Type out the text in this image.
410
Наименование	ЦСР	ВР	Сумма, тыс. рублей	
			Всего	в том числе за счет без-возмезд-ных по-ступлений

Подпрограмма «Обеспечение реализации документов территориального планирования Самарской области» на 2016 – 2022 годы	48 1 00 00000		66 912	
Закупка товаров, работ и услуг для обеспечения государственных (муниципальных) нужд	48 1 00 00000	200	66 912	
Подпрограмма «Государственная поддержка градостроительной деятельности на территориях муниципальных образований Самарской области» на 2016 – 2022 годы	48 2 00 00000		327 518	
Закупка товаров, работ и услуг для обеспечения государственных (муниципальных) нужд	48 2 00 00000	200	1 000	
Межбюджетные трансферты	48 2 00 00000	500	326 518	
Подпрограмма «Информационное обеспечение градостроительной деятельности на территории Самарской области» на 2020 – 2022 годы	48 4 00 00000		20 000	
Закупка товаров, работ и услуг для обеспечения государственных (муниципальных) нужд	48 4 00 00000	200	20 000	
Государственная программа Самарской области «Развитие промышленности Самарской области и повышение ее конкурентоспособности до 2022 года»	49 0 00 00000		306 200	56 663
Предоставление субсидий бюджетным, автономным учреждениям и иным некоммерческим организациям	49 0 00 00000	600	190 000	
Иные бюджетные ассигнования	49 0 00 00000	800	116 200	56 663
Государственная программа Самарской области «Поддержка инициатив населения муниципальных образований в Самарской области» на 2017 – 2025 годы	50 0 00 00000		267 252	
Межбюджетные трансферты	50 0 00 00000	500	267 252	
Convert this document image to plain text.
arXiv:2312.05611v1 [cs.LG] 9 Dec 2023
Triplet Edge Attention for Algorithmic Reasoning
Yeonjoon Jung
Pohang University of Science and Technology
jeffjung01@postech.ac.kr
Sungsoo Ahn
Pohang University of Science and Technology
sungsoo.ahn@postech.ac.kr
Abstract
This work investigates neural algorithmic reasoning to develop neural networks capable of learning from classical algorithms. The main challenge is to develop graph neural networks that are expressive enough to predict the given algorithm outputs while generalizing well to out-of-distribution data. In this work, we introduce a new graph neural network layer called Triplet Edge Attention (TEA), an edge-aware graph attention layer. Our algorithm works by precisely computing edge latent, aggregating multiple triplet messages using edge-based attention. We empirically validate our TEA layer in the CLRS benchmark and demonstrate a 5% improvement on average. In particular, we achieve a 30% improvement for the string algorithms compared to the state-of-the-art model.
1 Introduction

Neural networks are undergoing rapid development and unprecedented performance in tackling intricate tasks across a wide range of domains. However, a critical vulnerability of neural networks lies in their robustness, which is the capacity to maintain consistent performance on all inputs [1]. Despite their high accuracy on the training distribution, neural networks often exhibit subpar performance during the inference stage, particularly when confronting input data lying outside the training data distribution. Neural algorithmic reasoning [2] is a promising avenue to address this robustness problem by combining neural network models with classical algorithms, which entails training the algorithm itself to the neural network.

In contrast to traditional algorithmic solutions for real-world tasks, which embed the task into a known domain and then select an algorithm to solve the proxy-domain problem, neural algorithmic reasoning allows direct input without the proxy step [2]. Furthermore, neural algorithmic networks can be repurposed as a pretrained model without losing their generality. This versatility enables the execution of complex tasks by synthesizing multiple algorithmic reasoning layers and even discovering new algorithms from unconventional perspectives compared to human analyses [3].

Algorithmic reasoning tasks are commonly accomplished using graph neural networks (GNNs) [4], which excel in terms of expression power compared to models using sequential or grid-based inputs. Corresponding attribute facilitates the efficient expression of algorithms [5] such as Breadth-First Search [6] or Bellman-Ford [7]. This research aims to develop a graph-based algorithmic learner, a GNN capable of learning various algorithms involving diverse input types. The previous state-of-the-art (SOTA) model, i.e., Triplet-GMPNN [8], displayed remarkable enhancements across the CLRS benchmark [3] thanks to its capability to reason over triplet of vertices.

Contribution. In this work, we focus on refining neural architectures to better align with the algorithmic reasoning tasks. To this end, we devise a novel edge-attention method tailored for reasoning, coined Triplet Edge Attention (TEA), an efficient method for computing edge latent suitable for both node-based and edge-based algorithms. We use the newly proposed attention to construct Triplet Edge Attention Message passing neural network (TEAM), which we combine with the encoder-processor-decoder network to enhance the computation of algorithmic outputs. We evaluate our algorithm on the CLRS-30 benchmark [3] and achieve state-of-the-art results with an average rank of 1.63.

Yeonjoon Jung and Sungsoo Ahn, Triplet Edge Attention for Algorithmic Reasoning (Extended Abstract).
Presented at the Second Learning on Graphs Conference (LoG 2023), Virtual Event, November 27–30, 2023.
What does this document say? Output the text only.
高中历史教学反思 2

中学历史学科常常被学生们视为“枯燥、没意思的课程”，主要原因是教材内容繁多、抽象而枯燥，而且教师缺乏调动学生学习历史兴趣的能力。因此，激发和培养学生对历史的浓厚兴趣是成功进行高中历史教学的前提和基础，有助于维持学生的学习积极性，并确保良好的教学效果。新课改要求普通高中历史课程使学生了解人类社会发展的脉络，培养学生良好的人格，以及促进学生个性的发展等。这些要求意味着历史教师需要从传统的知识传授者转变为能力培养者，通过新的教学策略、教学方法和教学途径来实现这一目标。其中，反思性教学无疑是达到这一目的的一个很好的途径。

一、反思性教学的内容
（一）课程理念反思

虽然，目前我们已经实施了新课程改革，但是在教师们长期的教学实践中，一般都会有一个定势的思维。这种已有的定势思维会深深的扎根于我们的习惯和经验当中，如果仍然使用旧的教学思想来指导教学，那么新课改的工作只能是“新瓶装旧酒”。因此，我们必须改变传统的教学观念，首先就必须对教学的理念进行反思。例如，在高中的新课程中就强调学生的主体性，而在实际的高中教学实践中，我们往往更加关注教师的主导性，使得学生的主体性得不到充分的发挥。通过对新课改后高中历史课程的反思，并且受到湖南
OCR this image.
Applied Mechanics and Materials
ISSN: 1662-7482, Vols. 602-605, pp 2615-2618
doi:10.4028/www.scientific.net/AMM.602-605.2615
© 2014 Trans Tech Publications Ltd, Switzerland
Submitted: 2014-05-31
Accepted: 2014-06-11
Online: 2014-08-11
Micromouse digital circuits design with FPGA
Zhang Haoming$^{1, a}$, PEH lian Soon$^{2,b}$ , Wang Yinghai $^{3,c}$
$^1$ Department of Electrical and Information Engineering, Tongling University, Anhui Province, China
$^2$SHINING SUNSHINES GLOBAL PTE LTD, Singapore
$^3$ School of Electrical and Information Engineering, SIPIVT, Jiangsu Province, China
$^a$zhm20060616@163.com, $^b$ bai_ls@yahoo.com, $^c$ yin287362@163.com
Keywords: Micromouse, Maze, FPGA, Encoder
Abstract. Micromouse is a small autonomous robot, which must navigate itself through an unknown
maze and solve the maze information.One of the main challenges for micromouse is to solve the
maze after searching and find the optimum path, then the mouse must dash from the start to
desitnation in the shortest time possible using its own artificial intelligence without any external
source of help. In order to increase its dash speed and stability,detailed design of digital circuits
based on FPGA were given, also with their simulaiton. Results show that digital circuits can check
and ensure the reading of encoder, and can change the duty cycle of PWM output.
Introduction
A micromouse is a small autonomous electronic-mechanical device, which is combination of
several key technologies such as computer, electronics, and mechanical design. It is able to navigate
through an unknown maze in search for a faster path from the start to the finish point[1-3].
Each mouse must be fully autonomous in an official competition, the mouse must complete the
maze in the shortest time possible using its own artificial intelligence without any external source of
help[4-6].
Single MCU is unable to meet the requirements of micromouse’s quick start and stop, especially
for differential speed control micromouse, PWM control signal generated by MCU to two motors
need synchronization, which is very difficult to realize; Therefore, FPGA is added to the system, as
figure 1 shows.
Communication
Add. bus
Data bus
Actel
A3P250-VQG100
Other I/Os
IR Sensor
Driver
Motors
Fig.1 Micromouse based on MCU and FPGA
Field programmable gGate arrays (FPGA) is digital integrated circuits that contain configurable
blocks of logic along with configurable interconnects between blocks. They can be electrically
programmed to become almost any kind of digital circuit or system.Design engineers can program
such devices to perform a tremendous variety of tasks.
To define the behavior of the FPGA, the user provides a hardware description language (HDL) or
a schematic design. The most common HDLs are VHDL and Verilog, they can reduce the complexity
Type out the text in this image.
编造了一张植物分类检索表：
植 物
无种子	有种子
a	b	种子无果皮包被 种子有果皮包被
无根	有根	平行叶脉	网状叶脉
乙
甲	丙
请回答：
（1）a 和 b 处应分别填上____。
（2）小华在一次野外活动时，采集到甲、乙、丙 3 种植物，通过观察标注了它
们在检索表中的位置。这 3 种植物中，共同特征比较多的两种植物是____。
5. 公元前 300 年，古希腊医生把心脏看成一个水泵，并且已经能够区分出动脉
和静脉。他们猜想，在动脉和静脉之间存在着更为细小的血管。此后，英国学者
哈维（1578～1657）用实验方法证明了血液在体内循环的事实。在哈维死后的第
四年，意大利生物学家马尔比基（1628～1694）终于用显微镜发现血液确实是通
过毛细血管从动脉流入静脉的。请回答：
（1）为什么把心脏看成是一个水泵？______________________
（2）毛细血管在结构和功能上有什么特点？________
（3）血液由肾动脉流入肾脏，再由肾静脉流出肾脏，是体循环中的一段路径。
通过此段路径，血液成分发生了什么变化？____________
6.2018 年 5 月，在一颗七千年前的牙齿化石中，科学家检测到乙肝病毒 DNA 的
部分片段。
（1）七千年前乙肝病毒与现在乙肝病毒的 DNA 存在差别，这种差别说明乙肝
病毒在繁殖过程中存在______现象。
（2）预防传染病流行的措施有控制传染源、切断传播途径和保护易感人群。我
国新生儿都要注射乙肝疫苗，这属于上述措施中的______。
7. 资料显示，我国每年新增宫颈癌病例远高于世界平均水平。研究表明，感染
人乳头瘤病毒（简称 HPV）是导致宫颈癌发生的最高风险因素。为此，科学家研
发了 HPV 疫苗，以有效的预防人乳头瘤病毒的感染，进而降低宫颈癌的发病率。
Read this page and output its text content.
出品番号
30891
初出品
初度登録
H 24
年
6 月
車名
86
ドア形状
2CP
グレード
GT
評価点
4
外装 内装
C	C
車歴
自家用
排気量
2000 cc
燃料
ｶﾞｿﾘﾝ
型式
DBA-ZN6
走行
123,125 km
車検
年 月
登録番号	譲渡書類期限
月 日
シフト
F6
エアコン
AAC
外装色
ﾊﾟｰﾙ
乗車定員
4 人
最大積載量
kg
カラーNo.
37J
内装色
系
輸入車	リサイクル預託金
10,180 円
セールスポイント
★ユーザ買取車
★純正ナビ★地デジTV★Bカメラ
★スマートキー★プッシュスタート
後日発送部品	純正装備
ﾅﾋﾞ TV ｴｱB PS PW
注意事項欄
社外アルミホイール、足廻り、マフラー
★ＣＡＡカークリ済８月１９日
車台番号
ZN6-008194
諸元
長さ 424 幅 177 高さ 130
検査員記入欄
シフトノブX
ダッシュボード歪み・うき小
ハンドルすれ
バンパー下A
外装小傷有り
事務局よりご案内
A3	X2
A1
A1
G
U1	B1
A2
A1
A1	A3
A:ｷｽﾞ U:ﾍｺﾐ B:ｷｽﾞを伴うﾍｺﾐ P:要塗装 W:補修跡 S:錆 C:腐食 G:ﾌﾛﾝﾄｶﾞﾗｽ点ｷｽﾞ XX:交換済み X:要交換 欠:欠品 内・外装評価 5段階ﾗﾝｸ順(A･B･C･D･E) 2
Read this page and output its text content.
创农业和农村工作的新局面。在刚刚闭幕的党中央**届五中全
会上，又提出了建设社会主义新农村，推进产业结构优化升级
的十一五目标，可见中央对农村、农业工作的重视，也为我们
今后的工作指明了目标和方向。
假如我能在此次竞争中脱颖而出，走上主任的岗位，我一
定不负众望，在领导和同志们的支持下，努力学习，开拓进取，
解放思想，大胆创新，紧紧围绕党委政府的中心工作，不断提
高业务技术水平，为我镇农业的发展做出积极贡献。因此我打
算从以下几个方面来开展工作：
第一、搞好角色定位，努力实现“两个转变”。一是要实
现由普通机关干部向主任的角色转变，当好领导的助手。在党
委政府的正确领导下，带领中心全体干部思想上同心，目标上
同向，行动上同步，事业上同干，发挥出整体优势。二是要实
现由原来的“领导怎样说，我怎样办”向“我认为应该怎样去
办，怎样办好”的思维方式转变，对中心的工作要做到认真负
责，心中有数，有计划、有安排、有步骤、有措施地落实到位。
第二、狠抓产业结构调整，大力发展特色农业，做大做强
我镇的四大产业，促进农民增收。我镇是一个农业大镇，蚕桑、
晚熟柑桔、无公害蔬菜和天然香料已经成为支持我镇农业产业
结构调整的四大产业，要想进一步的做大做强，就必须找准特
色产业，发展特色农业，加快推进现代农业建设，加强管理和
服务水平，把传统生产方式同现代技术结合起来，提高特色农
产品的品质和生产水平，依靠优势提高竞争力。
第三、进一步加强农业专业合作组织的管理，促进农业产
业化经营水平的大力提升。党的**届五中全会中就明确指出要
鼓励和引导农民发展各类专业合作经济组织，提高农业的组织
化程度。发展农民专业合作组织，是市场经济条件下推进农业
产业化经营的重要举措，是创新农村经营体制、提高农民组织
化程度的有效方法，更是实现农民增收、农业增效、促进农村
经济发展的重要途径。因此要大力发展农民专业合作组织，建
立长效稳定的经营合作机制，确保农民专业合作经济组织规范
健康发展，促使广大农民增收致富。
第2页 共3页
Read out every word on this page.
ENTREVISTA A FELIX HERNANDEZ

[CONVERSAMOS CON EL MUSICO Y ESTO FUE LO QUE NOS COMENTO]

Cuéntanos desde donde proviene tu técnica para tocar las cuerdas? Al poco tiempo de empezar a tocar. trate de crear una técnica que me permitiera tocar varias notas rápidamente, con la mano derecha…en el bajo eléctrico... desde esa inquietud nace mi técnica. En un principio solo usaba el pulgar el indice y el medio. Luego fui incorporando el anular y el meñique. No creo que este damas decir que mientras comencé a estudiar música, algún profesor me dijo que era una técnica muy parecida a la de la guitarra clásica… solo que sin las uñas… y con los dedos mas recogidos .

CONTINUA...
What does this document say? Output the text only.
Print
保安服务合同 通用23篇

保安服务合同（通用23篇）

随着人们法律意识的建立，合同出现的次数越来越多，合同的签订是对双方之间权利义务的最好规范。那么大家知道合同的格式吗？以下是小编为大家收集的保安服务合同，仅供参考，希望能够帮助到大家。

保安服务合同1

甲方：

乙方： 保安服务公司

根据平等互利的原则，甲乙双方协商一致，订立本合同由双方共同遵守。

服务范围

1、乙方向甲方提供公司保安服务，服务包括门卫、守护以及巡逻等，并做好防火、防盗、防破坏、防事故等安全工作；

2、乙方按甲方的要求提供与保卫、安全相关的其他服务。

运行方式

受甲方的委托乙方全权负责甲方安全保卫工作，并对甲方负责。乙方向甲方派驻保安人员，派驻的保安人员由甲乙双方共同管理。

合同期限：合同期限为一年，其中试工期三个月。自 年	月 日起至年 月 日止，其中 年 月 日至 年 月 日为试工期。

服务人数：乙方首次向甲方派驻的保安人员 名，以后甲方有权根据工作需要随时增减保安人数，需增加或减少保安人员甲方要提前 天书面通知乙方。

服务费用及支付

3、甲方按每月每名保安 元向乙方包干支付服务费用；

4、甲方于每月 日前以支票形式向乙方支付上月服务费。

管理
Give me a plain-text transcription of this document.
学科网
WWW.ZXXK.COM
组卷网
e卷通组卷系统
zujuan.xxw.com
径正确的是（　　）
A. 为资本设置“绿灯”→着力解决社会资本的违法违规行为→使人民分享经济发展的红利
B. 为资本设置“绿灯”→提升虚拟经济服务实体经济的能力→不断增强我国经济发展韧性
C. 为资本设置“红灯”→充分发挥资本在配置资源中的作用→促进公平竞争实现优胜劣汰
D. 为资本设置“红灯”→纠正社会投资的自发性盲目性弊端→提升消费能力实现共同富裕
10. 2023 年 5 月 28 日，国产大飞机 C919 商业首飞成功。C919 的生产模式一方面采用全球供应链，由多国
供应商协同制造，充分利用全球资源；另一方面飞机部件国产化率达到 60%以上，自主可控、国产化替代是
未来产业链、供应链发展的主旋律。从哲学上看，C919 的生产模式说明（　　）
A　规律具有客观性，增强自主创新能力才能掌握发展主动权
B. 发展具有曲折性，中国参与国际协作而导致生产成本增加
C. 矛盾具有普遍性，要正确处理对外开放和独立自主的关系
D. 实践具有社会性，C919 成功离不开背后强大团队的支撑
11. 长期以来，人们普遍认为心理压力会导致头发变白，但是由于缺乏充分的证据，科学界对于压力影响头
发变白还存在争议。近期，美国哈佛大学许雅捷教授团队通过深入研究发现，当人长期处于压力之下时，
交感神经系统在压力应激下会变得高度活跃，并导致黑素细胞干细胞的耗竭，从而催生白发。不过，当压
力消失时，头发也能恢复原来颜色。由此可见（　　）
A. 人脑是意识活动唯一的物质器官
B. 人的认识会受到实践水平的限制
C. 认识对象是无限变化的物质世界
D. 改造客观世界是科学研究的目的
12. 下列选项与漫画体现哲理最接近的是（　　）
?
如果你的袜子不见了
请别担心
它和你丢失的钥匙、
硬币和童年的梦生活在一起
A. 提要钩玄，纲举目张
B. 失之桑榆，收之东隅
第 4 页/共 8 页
━━━━━━━━
WHAT NEEDS TO BE DONE> Track down every line with the word "Province" and copy it.

COMPLETE OUTPUT>
$^1$ Department of Electrical and Information Engineering, Tongling University, Anhui Province, China
$^3$ School of Electrical and Information Engineering, SIPIVT, Jiangsu Province, China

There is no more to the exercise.